**What the task asks**: Transcribe the full listing exactly, and drop every picture.

Start

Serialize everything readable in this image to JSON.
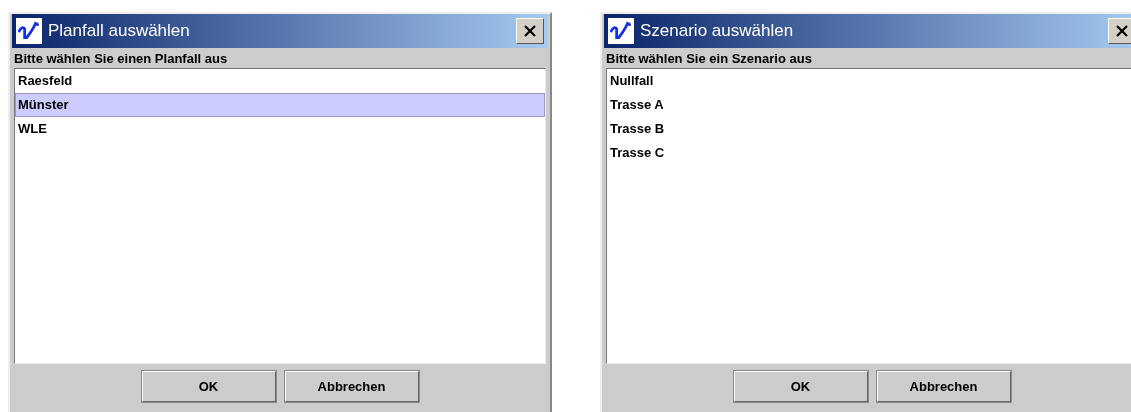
{
  "dialogs": [
    {
      "title": "Planfall auswählen",
      "prompt": "Bitte wählen Sie einen Planfall aus",
      "items": [
        {
          "label": "Raesfeld",
          "selected": false
        },
        {
          "label": "Münster",
          "selected": true
        },
        {
          "label": "WLE",
          "selected": false
        }
      ],
      "buttons": [
        "OK",
        "Abbrechen"
      ]
    },
    {
      "title": "Szenario auswählen",
      "prompt": "Bitte wählen Sie ein Szenario aus",
      "items": [
        {
          "label": "Nullfall",
          "selected": false
        },
        {
          "label": "Trasse A",
          "selected": false
        },
        {
          "label": "Trasse B",
          "selected": false
        },
        {
          "label": "Trasse C",
          "selected": false
        }
      ],
      "buttons": [
        "OK",
        "Abbrechen"
      ]
    }
  ]
}
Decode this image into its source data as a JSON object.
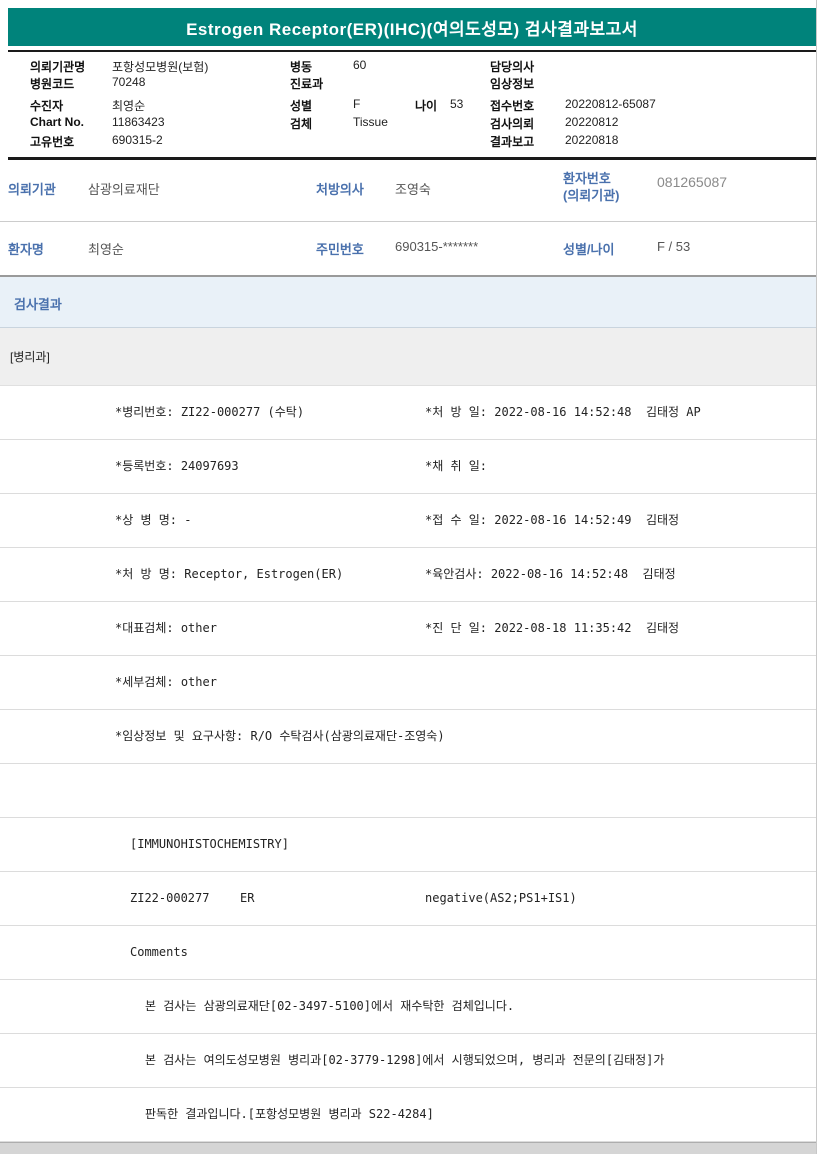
{
  "colors": {
    "banner_bg": "#00837B",
    "label_blue": "#4A71AD"
  },
  "banner": {
    "title": "Estrogen Receptor(ER)(IHC)(여의도성모) 검사결과보고서"
  },
  "info_box": {
    "col1": [
      {
        "label": "의뢰기관명",
        "value": "포항성모병원(보험)"
      },
      {
        "label": "병원코드",
        "value": "70248"
      },
      {
        "label": "수진자",
        "value": "최영순"
      },
      {
        "label": "Chart No.",
        "value": "11863423"
      },
      {
        "label": "고유번호",
        "value": "690315-2"
      }
    ],
    "col2": [
      {
        "label": "병동",
        "value": "60"
      },
      {
        "label": "진료과",
        "value": ""
      },
      {
        "label": "성별",
        "value": "F"
      },
      {
        "label": "검체",
        "value": "Tissue"
      }
    ],
    "age": {
      "label": "나이",
      "value": "53"
    },
    "col3": [
      {
        "label": "담당의사",
        "value": ""
      },
      {
        "label": "임상정보",
        "value": ""
      },
      {
        "label": "접수번호",
        "value": "20220812-65087"
      },
      {
        "label": "검사의뢰",
        "value": "20220812"
      },
      {
        "label": "결과보고",
        "value": "20220818"
      }
    ]
  },
  "referral": {
    "row1": {
      "agency_label": "의뢰기관",
      "agency_value": "삼광의료재단",
      "doctor_label": "처방의사",
      "doctor_value": "조영숙",
      "patient_no_label_line1": "환자번호",
      "patient_no_label_line2": "(의뢰기관)",
      "patient_no_value": "081265087"
    },
    "row2": {
      "name_label": "환자명",
      "name_value": "최영순",
      "rrn_label": "주민번호",
      "rrn_value": "690315-*******",
      "sexage_label": "성별/나이",
      "sexage_value": "F / 53"
    }
  },
  "results": {
    "section_title": "검사결과",
    "department": "[병리과]",
    "rows": [
      {
        "left": "*병리번호: ZI22-000277 (수탁)",
        "right": "*처 방 일: 2022-08-16 14:52:48  김태정 AP"
      },
      {
        "left": "*등록번호: 24097693",
        "right": "*채 취 일:"
      },
      {
        "left": "*상 병 명: -",
        "right": "*접 수 일: 2022-08-16 14:52:49  김태정"
      },
      {
        "left": "*처 방 명: Receptor, Estrogen(ER)",
        "right": "*육안검사: 2022-08-16 14:52:48  김태정"
      },
      {
        "left": "*대표검체: other",
        "right": "*진 단 일: 2022-08-18 11:35:42  김태정"
      },
      {
        "left": "*세부검체: other",
        "right": ""
      },
      {
        "left": "*임상정보 및 요구사항: R/O 수탁검사(삼광의료재단-조영숙)",
        "right": ""
      },
      {
        "left": "",
        "right": ""
      },
      {
        "left": "[IMMUNOHISTOCHEMISTRY]",
        "right": ""
      },
      {
        "c1": "ZI22-000277",
        "c2": "ER",
        "c3": "negative(AS2;PS1+IS1)"
      },
      {
        "left": "Comments",
        "right": ""
      },
      {
        "left": "본 검사는 삼광의료재단[02-3497-5100]에서 재수탁한 검체입니다.",
        "right": ""
      },
      {
        "left": "본 검사는 여의도성모병원 병리과[02-3779-1298]에서 시행되었으며, 병리과 전문의[김태정]가",
        "right": ""
      },
      {
        "left": "판독한 결과입니다.[포항성모병원 병리과 S22-4284]",
        "right": ""
      }
    ]
  }
}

End

**Answer to the exercise**:
Serialize everything readable in this image to JSON.
{
  "dialogs": [
    {
      "title": "Planfall auswählen",
      "prompt": "Bitte wählen Sie einen Planfall aus",
      "items": [
        {
          "label": "Raesfeld",
          "selected": false
        },
        {
          "label": "Münster",
          "selected": true
        },
        {
          "label": "WLE",
          "selected": false
        }
      ],
      "buttons": [
        "OK",
        "Abbrechen"
      ]
    },
    {
      "title": "Szenario auswählen",
      "prompt": "Bitte wählen Sie ein Szenario aus",
      "items": [
        {
          "label": "Nullfall",
          "selected": false
        },
        {
          "label": "Trasse A",
          "selected": false
        },
        {
          "label": "Trasse B",
          "selected": false
        },
        {
          "label": "Trasse C",
          "selected": false
        }
      ],
      "buttons": [
        "OK",
        "Abbrechen"
      ]
    }
  ]
}
Decode this image into its source data as a JSON object.
{
  "colors": {
    "banner_bg": "#00837B",
    "label_blue": "#4A71AD"
  },
  "banner": {
    "title": "Estrogen Receptor(ER)(IHC)(여의도성모) 검사결과보고서"
  },
  "info_box": {
    "col1": [
      {
        "label": "의뢰기관명",
        "value": "포항성모병원(보험)"
      },
      {
        "label": "병원코드",
        "value": "70248"
      },
      {
        "label": "수진자",
        "value": "최영순"
      },
      {
        "label": "Chart No.",
        "value": "11863423"
      },
      {
        "label": "고유번호",
        "value": "690315-2"
      }
    ],
    "col2": [
      {
        "label": "병동",
        "value": "60"
      },
      {
        "label": "진료과",
        "value": ""
      },
      {
        "label": "성별",
        "value": "F"
      },
      {
        "label": "검체",
        "value": "Tissue"
      }
    ],
    "age": {
      "label": "나이",
      "value": "53"
    },
    "col3": [
      {
        "label": "담당의사",
        "value": ""
      },
      {
        "label": "임상정보",
        "value": ""
      },
      {
        "label": "접수번호",
        "value": "20220812-65087"
      },
      {
        "label": "검사의뢰",
        "value": "20220812"
      },
      {
        "label": "결과보고",
        "value": "20220818"
      }
    ]
  },
  "referral": {
    "row1": {
      "agency_label": "의뢰기관",
      "agency_value": "삼광의료재단",
      "doctor_label": "처방의사",
      "doctor_value": "조영숙",
      "patient_no_label_line1": "환자번호",
      "patient_no_label_line2": "(의뢰기관)",
      "patient_no_value": "081265087"
    },
    "row2": {
      "name_label": "환자명",
      "name_value": "최영순",
      "rrn_label": "주민번호",
      "rrn_value": "690315-*******",
      "sexage_label": "성별/나이",
      "sexage_value": "F / 53"
    }
  },
  "results": {
    "section_title": "검사결과",
    "department": "[병리과]",
    "rows": [
      {
        "left": "*병리번호: ZI22-000277 (수탁)",
        "right": "*처 방 일: 2022-08-16 14:52:48  김태정 AP"
      },
      {
        "left": "*등록번호: 24097693",
        "right": "*채 취 일:"
      },
      {
        "left": "*상 병 명: -",
        "right": "*접 수 일: 2022-08-16 14:52:49  김태정"
      },
      {
        "left": "*처 방 명: Receptor, Estrogen(ER)",
        "right": "*육안검사: 2022-08-16 14:52:48  김태정"
      },
      {
        "left": "*대표검체: other",
        "right": "*진 단 일: 2022-08-18 11:35:42  김태정"
      },
      {
        "left": "*세부검체: other",
        "right": ""
      },
      {
        "left": "*임상정보 및 요구사항: R/O 수탁검사(삼광의료재단-조영숙)",
        "right": ""
      },
      {
        "left": "",
        "right": ""
      },
      {
        "left": "[IMMUNOHISTOCHEMISTRY]",
        "right": ""
      },
      {
        "c1": "ZI22-000277",
        "c2": "ER",
        "c3": "negative(AS2;PS1+IS1)"
      },
      {
        "left": "Comments",
        "right": ""
      },
      {
        "left": "본 검사는 삼광의료재단[02-3497-5100]에서 재수탁한 검체입니다.",
        "right": ""
      },
      {
        "left": "본 검사는 여의도성모병원 병리과[02-3779-1298]에서 시행되었으며, 병리과 전문의[김태정]가",
        "right": ""
      },
      {
        "left": "판독한 결과입니다.[포항성모병원 병리과 S22-4284]",
        "right": ""
      }
    ]
  }
}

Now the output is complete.